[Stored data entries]
— BEGIN —
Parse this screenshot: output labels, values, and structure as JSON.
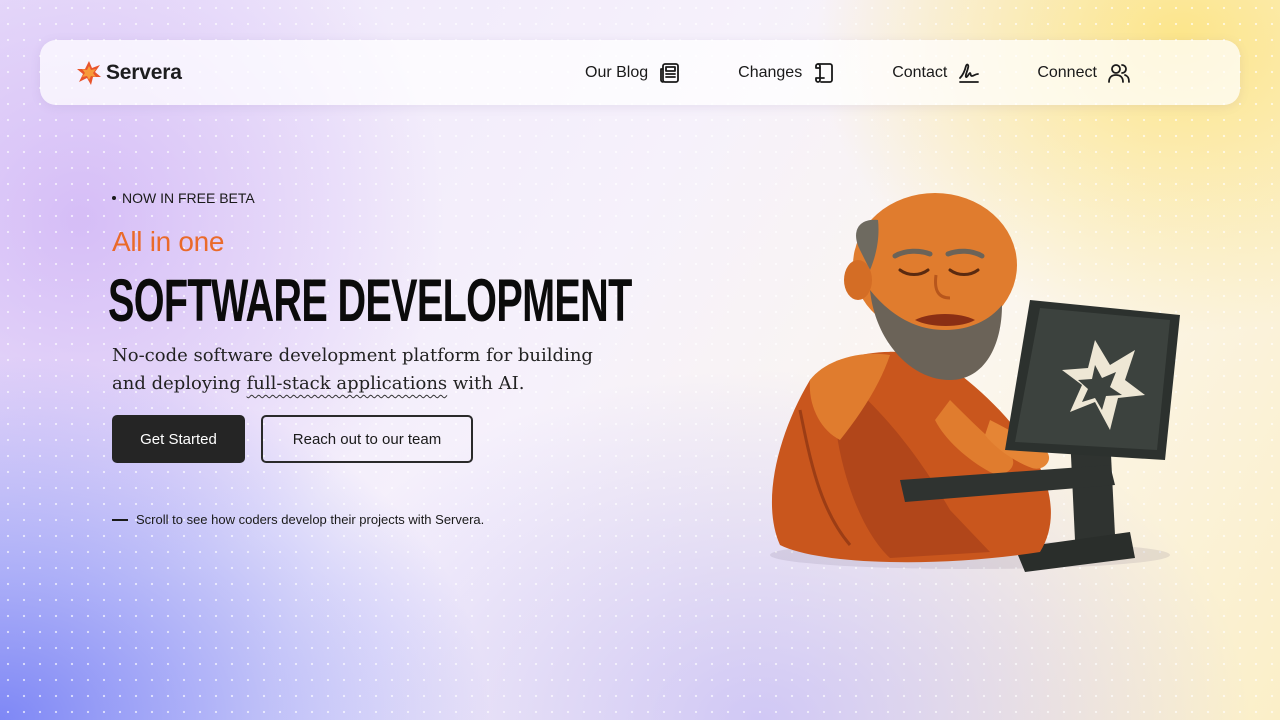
{
  "nav": {
    "brand_name": "Servera",
    "links": [
      {
        "label": "Our Blog",
        "icon": "newspaper-icon"
      },
      {
        "label": "Changes",
        "icon": "scroll-icon"
      },
      {
        "label": "Contact",
        "icon": "signature-icon"
      },
      {
        "label": "Connect",
        "icon": "users-icon"
      }
    ]
  },
  "hero": {
    "badge": "NOW IN FREE BETA",
    "eyebrow": "All in one",
    "headline": "SOFTWARE DEVELOPMENT",
    "subtitle_before": "No-code software development platform for building and deploying ",
    "subtitle_highlight": "full-stack applications",
    "subtitle_after": " with AI.",
    "primary_button": "Get Started",
    "secondary_button": "Reach out to our team",
    "scroll_hint": "Scroll to see how coders develop their projects with Servera."
  },
  "colors": {
    "accent": "#ea6a2a",
    "button_dark": "#252525",
    "text": "#111111"
  }
}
— END —
EXERCISE INSTRUCTIONS: Answer only with how many lines in the records include "icon".

RESULT OF THIS TASK: 4